··· Aangeleverde tekst

In oktober 2023 reikte Hanze advocaat voor de eerste keer de Hanze scriptieprijs uit. Met deze prijs wil Hanze talentvolle studenten een podium geven om hun arbeidsrechtelijke scripties onder de aandacht van een groter publiek te brengen. Een van de finalisten van de editie 2022/2023 was Karin van Swam van de Erasmus Universiteit in Rotterdam. Met haar scriptie over het ‘Gezagscriterium 2.0’ – superrelevant voor de zorg – behaalde zij een mooie tweede plaats. Speciaal voor Hanze bewerkte Karin haar scriptie tot onderstaand artikel.
—
Gezagscriterium 2.0: een gespreid bedje voor de zorg?
Nergens groeit het aantal zelfstandigen zo hard als in de zorg. En juist voor deze groep is het onderzoek ten aanzien van het afronden van mijn master arbeidsrecht aan de Erasmus Universiteit zeer relevant. In dit onderzoek staat namelijk de cruciale vraag centraal hoe we duidelijkheid kunnen scheppen in de complexe wereld van arbeidsrelaties. Het onderzoek richt zich specifiek op de gezagsverhouding binnen arbeidsrelaties en de mogelijke gevolgen van een herdefinitie van het element ‘in dienst van’-criterium naar ‘inbedding in de organisatie’ in artikel 7:610 van het Burgerlijk Wetboek.
Achtergrond
De toename van (schijn)zelfstandigheid en de opkomst van arbeidsplatforms hebben geleid tot een uitdagende situatie voor zowel ‘werknemers’ als werkgevers. We leven in een maatschappij waarin de grenzen tussen werknemers en zelfstandigen steeds verder vervagen.

······
··· Gegevensdeel

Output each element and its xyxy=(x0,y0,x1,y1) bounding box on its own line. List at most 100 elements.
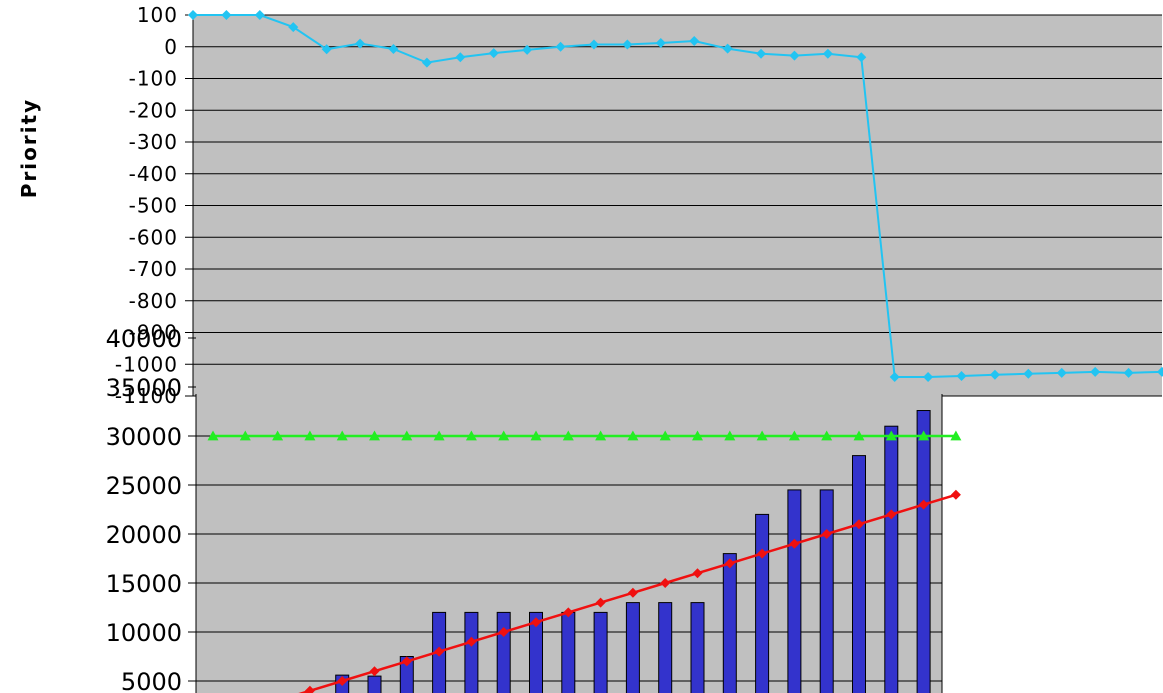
cpu-bar xyxy=(755,513,770,693)
target-point xyxy=(272,430,284,441)
target-point xyxy=(465,430,477,441)
priority-point xyxy=(956,370,967,381)
priority-point xyxy=(188,10,198,20)
cpu-tick-label: 15000 xyxy=(106,570,182,598)
priority-tick-label: -300 xyxy=(129,130,178,154)
priority-point xyxy=(355,38,366,49)
target-point xyxy=(788,430,800,441)
target-point xyxy=(627,430,639,441)
cpu-bar xyxy=(722,553,737,693)
priority-tick-label: -800 xyxy=(129,289,178,313)
priority-point xyxy=(1023,368,1034,379)
target-point xyxy=(207,430,219,441)
priority-point xyxy=(488,48,499,59)
target-point xyxy=(239,430,251,441)
priority-point xyxy=(1157,366,1163,377)
target-point xyxy=(853,430,865,441)
target-point xyxy=(724,430,736,441)
cpu-bar xyxy=(367,675,382,693)
target-point xyxy=(659,430,671,441)
priority-point xyxy=(822,48,833,59)
priority-point xyxy=(221,10,232,20)
priority-point xyxy=(622,39,633,50)
cpu-bar xyxy=(884,425,899,693)
trend-point xyxy=(531,617,541,628)
cpu-tick-label: 25000 xyxy=(106,472,182,500)
priority-axis-label: Priority xyxy=(17,98,41,198)
cpu-bar xyxy=(658,602,673,693)
cpu-tick-label: 20000 xyxy=(106,521,182,549)
target-point xyxy=(498,430,510,441)
trend-point xyxy=(627,587,638,598)
target-point xyxy=(692,430,703,441)
trend-point xyxy=(821,529,832,539)
trend-point xyxy=(434,646,445,657)
trend-point xyxy=(498,627,509,637)
cpu-bar xyxy=(819,489,834,693)
priority-point xyxy=(923,371,934,382)
cpu-hours-axis-label: CPU Hours Used xyxy=(24,352,49,580)
priority-chart: 100 0 -100 -200 -300 -400 -500 -600 -700 -800 -900… xyxy=(17,3,1163,408)
priority-tick-label: 100 xyxy=(137,3,178,27)
trend-point xyxy=(401,656,412,667)
cpu-bar xyxy=(852,455,866,693)
trend-point xyxy=(724,558,735,569)
target-point xyxy=(821,430,833,441)
priority-point xyxy=(588,39,599,50)
trend-point xyxy=(854,519,864,530)
priority-series-line xyxy=(193,14,1163,378)
priority-point xyxy=(989,369,1000,380)
priority-point xyxy=(889,371,900,382)
cpu-bar xyxy=(787,489,802,693)
priority-tick-label: -1000 xyxy=(115,352,178,376)
priority-point xyxy=(254,10,265,20)
priority-point xyxy=(455,52,466,63)
cpu-tick-label: 10000 xyxy=(106,619,182,647)
cpu-bar xyxy=(593,611,608,693)
trend-point xyxy=(660,578,671,588)
cpu-tick-label: 40000 xyxy=(106,325,182,353)
priority-tick-label: -600 xyxy=(129,225,178,249)
target-point xyxy=(336,430,348,441)
priority-point xyxy=(421,57,432,68)
cpu-hours-chart: 500010000150002000025000300003500040000 … xyxy=(24,325,962,693)
cpu-bar xyxy=(690,602,705,693)
priority-point xyxy=(1056,367,1067,378)
target-point xyxy=(562,430,574,441)
priority-point xyxy=(1090,366,1101,377)
priority-point xyxy=(1123,367,1134,378)
target-point xyxy=(595,430,607,441)
priority-point xyxy=(288,22,299,33)
priority-point xyxy=(655,37,666,48)
trend-point xyxy=(466,636,477,647)
cpu-bar xyxy=(561,611,576,693)
priority-point xyxy=(756,48,767,59)
cpu-tick-label: 30000 xyxy=(106,423,182,451)
priority-tick-label: 0 xyxy=(164,35,178,59)
trend-point xyxy=(918,499,929,510)
trend-point xyxy=(950,489,961,500)
trend-point xyxy=(304,685,315,693)
priority-tick-label: -400 xyxy=(129,162,178,186)
priority-point xyxy=(856,52,867,63)
trend-point xyxy=(595,597,606,608)
priority-point xyxy=(689,36,700,47)
target-point xyxy=(369,430,380,441)
priority-point xyxy=(321,44,332,55)
priority-point xyxy=(789,50,800,61)
trend-point xyxy=(757,548,768,559)
cpu-bar xyxy=(496,611,511,693)
priority-tick-label: -1100 xyxy=(115,384,178,408)
trend-point xyxy=(886,509,897,520)
priority-point xyxy=(388,43,399,54)
target-point xyxy=(756,430,768,441)
target-point xyxy=(885,430,897,441)
trend-point xyxy=(369,666,380,677)
priority-tick-label: -900 xyxy=(129,321,178,345)
priority-point xyxy=(555,41,566,52)
cpu-bar xyxy=(625,602,640,693)
cpu-tick-label: 5000 xyxy=(121,668,182,693)
target-point xyxy=(433,430,445,441)
trend-point xyxy=(563,607,574,618)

······

Opdrachtomschrijving: Welke plaats behaalde Karin van Swam met haar scriptie volgens de aangeleverde tekst? Voor de opdracht zijn de regels hierboven niet nodig.

Uitvoer hieronder: Een tweede plaats.